Exercise |
Without the pictures, reproduce the records that follow exactly.

Records for this exercise |
***
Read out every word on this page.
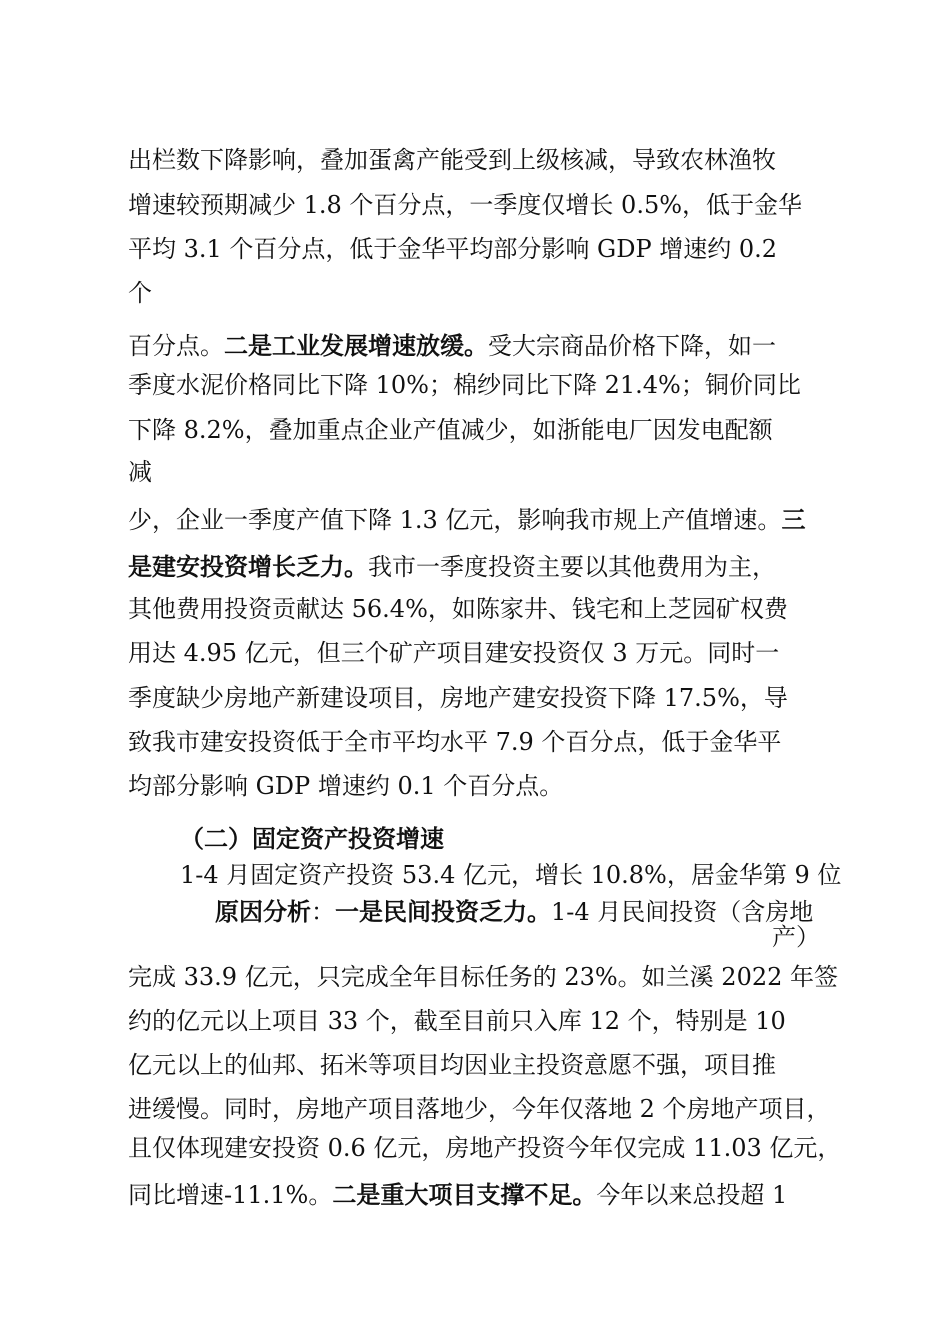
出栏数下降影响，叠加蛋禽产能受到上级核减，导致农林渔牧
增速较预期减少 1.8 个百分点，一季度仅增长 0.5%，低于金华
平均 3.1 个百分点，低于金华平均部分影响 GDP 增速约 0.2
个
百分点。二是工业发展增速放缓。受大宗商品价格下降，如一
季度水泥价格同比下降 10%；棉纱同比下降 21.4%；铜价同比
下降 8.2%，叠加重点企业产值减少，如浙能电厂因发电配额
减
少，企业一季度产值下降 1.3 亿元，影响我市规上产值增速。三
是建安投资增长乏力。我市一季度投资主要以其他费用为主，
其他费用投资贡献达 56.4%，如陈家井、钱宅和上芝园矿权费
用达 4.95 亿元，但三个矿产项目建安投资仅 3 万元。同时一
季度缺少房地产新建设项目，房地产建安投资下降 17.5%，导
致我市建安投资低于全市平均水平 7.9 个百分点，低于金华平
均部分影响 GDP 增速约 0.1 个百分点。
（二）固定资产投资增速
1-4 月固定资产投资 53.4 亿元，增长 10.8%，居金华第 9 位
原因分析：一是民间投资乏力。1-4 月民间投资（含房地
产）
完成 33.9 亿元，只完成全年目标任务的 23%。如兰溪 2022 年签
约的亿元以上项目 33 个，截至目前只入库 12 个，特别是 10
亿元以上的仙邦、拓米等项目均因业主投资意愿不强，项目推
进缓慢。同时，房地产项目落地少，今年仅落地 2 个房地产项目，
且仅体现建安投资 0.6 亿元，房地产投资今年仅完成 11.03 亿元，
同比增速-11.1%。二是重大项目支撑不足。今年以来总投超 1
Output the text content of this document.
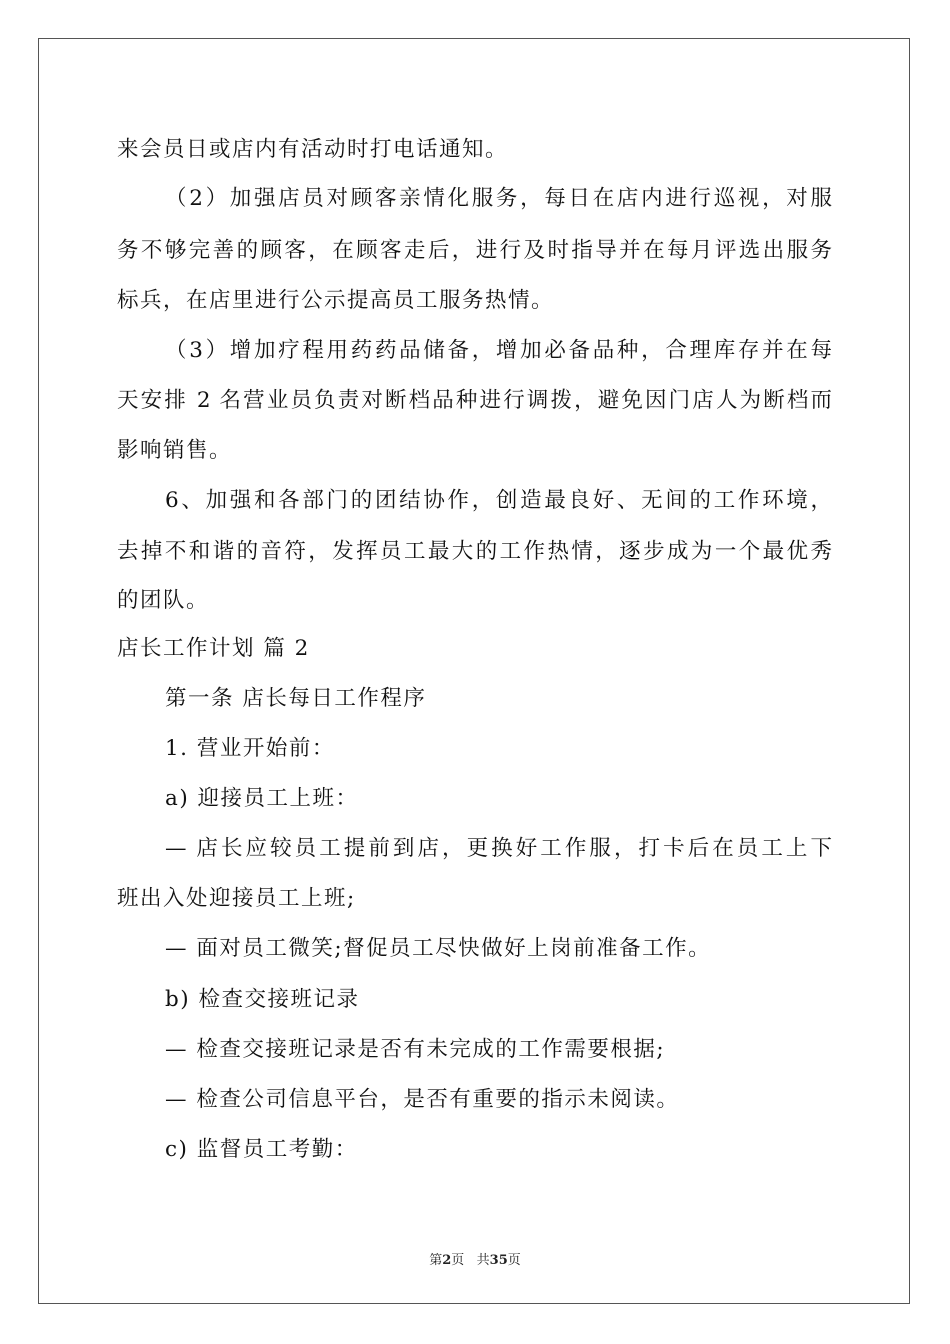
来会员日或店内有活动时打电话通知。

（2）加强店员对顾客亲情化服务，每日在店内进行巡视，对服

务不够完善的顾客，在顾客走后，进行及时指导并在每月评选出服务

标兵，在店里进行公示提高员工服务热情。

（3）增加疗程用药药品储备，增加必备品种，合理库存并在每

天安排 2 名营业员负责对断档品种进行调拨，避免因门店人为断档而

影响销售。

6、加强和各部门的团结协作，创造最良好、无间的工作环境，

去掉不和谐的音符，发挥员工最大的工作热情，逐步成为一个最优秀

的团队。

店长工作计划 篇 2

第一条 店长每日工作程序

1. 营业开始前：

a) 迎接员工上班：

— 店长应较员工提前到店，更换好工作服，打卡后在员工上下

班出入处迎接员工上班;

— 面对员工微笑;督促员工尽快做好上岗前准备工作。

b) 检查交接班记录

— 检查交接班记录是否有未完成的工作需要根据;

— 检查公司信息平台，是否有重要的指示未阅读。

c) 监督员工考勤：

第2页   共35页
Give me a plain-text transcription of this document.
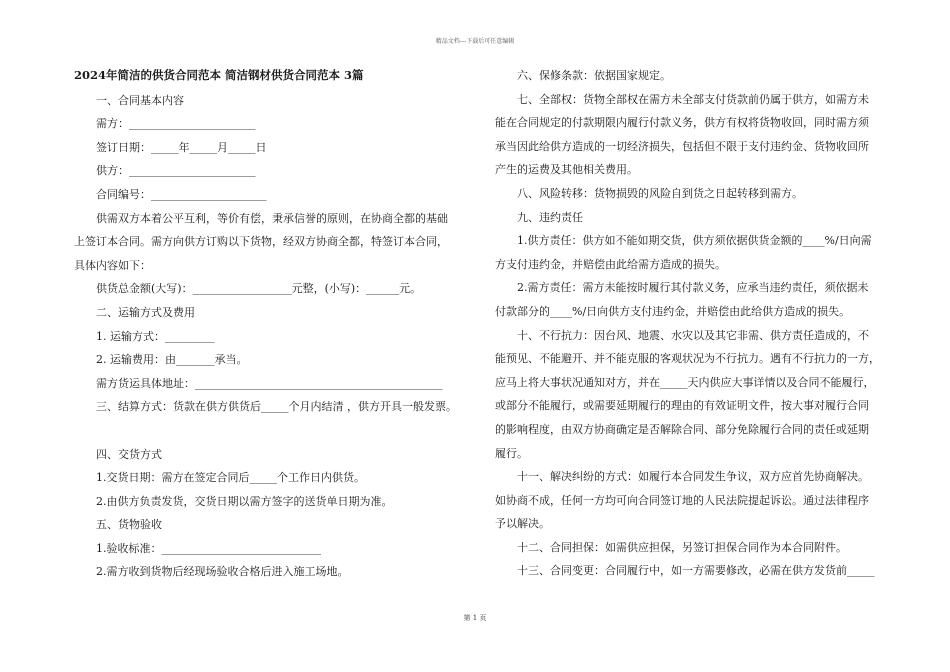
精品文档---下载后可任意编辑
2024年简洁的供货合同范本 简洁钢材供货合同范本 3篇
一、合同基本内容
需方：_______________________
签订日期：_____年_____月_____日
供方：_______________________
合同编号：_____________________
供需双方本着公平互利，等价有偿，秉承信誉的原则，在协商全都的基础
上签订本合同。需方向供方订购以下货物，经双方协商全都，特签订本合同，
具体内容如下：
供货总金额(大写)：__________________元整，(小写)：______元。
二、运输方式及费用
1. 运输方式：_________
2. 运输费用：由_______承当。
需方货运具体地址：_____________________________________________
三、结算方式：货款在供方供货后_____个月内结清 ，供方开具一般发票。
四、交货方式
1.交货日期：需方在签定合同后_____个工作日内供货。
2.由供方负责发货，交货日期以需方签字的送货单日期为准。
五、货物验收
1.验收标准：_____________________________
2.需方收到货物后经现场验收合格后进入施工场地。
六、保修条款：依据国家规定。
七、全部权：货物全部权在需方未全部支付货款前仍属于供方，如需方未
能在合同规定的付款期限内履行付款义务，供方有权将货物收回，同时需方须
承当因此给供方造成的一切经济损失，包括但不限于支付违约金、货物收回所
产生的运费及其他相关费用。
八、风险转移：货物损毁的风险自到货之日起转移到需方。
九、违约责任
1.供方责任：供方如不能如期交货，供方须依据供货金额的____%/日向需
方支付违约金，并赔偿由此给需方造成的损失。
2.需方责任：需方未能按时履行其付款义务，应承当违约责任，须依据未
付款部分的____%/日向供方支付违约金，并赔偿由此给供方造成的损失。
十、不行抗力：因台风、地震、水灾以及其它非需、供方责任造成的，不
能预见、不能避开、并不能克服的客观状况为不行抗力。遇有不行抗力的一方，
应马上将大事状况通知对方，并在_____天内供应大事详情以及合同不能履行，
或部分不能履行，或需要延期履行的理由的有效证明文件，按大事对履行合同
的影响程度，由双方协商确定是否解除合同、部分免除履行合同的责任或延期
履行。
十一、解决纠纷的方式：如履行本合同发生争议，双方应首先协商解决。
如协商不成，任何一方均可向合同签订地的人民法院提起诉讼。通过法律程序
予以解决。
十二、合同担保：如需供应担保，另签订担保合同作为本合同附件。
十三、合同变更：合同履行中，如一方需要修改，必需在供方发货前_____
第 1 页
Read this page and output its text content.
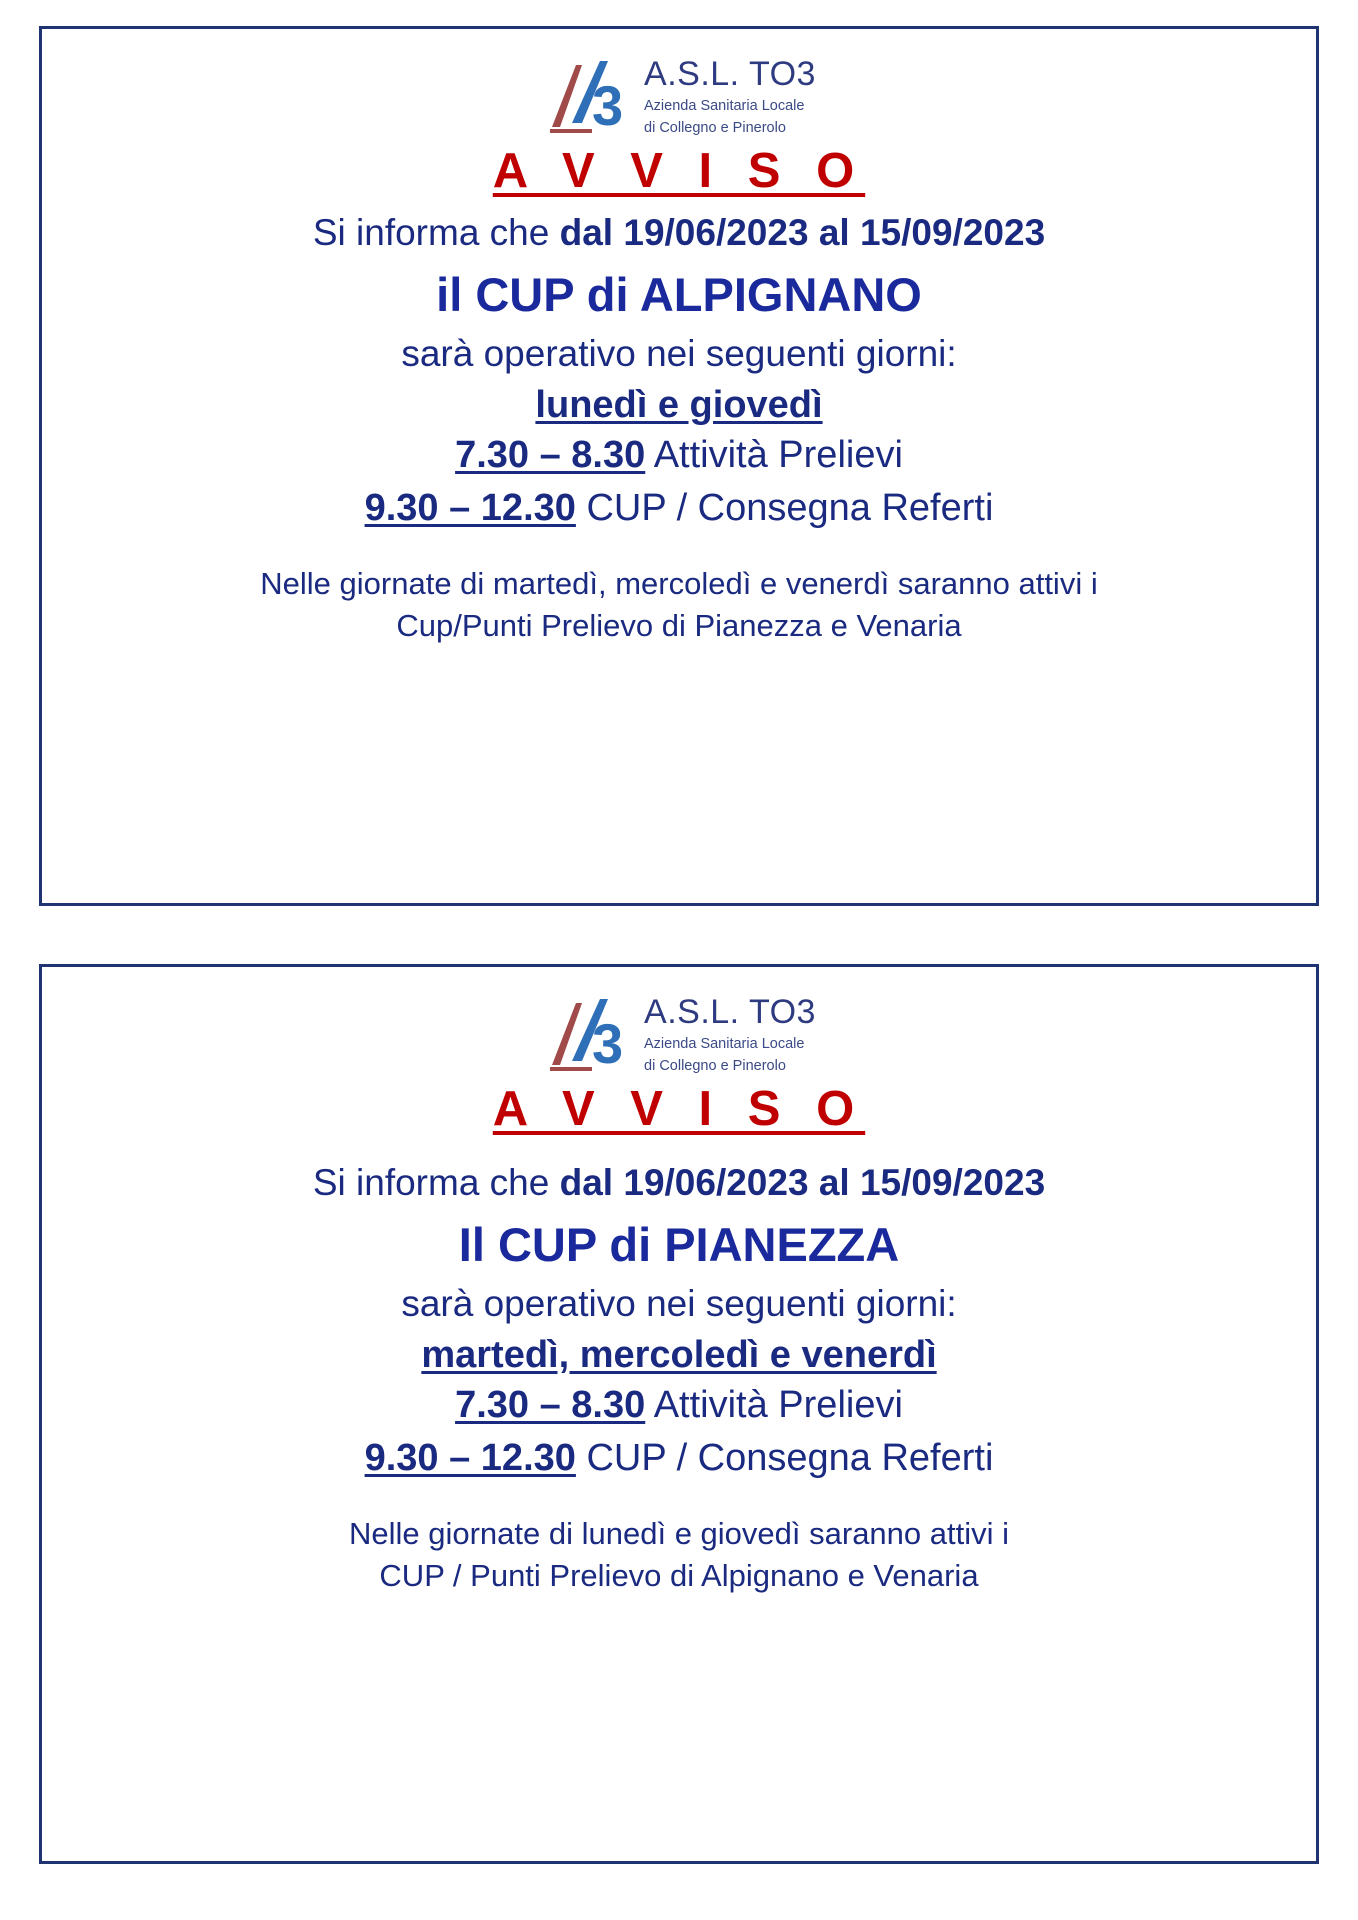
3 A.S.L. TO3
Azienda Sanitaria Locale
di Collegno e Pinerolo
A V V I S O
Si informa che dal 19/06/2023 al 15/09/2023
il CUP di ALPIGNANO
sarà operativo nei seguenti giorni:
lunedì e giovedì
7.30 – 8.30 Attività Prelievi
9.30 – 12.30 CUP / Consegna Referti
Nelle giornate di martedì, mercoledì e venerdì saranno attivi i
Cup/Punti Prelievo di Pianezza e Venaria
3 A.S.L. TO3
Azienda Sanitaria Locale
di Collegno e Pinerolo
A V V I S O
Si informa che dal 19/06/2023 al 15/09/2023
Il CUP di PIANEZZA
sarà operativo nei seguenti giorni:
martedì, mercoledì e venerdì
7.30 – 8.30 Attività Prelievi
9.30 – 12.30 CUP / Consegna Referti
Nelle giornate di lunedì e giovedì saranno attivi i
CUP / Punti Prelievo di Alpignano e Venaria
***
Solved exercise |
Read out every word on this page.
出栏数下降影响，叠加蛋禽产能受到上级核减，导致农林渔牧
增速较预期减少 1.8 个百分点，一季度仅增长 0.5%，低于金华
平均 3.1 个百分点，低于金华平均部分影响 GDP 增速约 0.2
个
百分点。二是工业发展增速放缓。受大宗商品价格下降，如一
季度水泥价格同比下降 10%；棉纱同比下降 21.4%；铜价同比
下降 8.2%，叠加重点企业产值减少，如浙能电厂因发电配额
减
少，企业一季度产值下降 1.3 亿元，影响我市规上产值增速。三
是建安投资增长乏力。我市一季度投资主要以其他费用为主，
其他费用投资贡献达 56.4%，如陈家井、钱宅和上芝园矿权费
用达 4.95 亿元，但三个矿产项目建安投资仅 3 万元。同时一
季度缺少房地产新建设项目，房地产建安投资下降 17.5%，导
致我市建安投资低于全市平均水平 7.9 个百分点，低于金华平
均部分影响 GDP 增速约 0.1 个百分点。
（二）固定资产投资增速
1-4 月固定资产投资 53.4 亿元，增长 10.8%，居金华第 9 位
原因分析：一是民间投资乏力。1-4 月民间投资（含房地
产）
完成 33.9 亿元，只完成全年目标任务的 23%。如兰溪 2022 年签
约的亿元以上项目 33 个，截至目前只入库 12 个，特别是 10
亿元以上的仙邦、拓米等项目均因业主投资意愿不强，项目推
进缓慢。同时，房地产项目落地少，今年仅落地 2 个房地产项目，
且仅体现建安投资 0.6 亿元，房地产投资今年仅完成 11.03 亿元，
同比增速-11.1%。二是重大项目支撑不足。今年以来总投超 1
Output the text content of this document.
来会员日或店内有活动时打电话通知。

（2）加强店员对顾客亲情化服务，每日在店内进行巡视，对服

务不够完善的顾客，在顾客走后，进行及时指导并在每月评选出服务

标兵，在店里进行公示提高员工服务热情。

（3）增加疗程用药药品储备，增加必备品种，合理库存并在每

天安排 2 名营业员负责对断档品种进行调拨，避免因门店人为断档而

影响销售。

6、加强和各部门的团结协作，创造最良好、无间的工作环境，

去掉不和谐的音符，发挥员工最大的工作热情，逐步成为一个最优秀

的团队。

店长工作计划 篇 2

第一条 店长每日工作程序

1. 营业开始前：

a) 迎接员工上班：

— 店长应较员工提前到店，更换好工作服，打卡后在员工上下

班出入处迎接员工上班;

— 面对员工微笑;督促员工尽快做好上岗前准备工作。

b) 检查交接班记录

— 检查交接班记录是否有未完成的工作需要根据;

— 检查公司信息平台，是否有重要的指示未阅读。

c) 监督员工考勤：

第2页   共35页
Give me a plain-text transcription of this document.
精品文档---下载后可任意编辑
2024年简洁的供货合同范本 简洁钢材供货合同范本 3篇
一、合同基本内容
需方：_______________________
签订日期：_____年_____月_____日
供方：_______________________
合同编号：_____________________
供需双方本着公平互利，等价有偿，秉承信誉的原则，在协商全都的基础
上签订本合同。需方向供方订购以下货物，经双方协商全都，特签订本合同，
具体内容如下：
供货总金额(大写)：__________________元整，(小写)：______元。
二、运输方式及费用
1. 运输方式：_________
2. 运输费用：由_______承当。
需方货运具体地址：_____________________________________________
三、结算方式：货款在供方供货后_____个月内结清 ，供方开具一般发票。
四、交货方式
1.交货日期：需方在签定合同后_____个工作日内供货。
2.由供方负责发货，交货日期以需方签字的送货单日期为准。
五、货物验收
1.验收标准：_____________________________
2.需方收到货物后经现场验收合格后进入施工场地。
六、保修条款：依据国家规定。
七、全部权：货物全部权在需方未全部支付货款前仍属于供方，如需方未
能在合同规定的付款期限内履行付款义务，供方有权将货物收回，同时需方须
承当因此给供方造成的一切经济损失，包括但不限于支付违约金、货物收回所
产生的运费及其他相关费用。
八、风险转移：货物损毁的风险自到货之日起转移到需方。
九、违约责任
1.供方责任：供方如不能如期交货，供方须依据供货金额的____%/日向需
方支付违约金，并赔偿由此给需方造成的损失。
2.需方责任：需方未能按时履行其付款义务，应承当违约责任，须依据未
付款部分的____%/日向供方支付违约金，并赔偿由此给供方造成的损失。
十、不行抗力：因台风、地震、水灾以及其它非需、供方责任造成的，不
能预见、不能避开、并不能克服的客观状况为不行抗力。遇有不行抗力的一方，
应马上将大事状况通知对方，并在_____天内供应大事详情以及合同不能履行，
或部分不能履行，或需要延期履行的理由的有效证明文件，按大事对履行合同
的影响程度，由双方协商确定是否解除合同、部分免除履行合同的责任或延期
履行。
十一、解决纠纷的方式：如履行本合同发生争议，双方应首先协商解决。
如协商不成，任何一方均可向合同签订地的人民法院提起诉讼。通过法律程序
予以解决。
十二、合同担保：如需供应担保，另签订担保合同作为本合同附件。
十三、合同变更：合同履行中，如一方需要修改，必需在供方发货前_____
第 1 页
Read this page and output its text content.
3 A.S.L. TO3
Azienda Sanitaria Locale
di Collegno e Pinerolo
A V V I S O
Si informa che dal 19/06/2023 al 15/09/2023
il CUP di ALPIGNANO
sarà operativo nei seguenti giorni:
lunedì e giovedì
7.30 – 8.30 Attività Prelievi
9.30 – 12.30 CUP / Consegna Referti
Nelle giornate di martedì, mercoledì e venerdì saranno attivi i
Cup/Punti Prelievo di Pianezza e Venaria
3 A.S.L. TO3
Azienda Sanitaria Locale
di Collegno e Pinerolo
A V V I S O
Si informa che dal 19/06/2023 al 15/09/2023
Il CUP di PIANEZZA
sarà operativo nei seguenti giorni:
martedì, mercoledì e venerdì
7.30 – 8.30 Attività Prelievi
9.30 – 12.30 CUP / Consegna Referti
Nelle giornate di lunedì e giovedì saranno attivi i
CUP / Punti Prelievo di Alpignano e Venaria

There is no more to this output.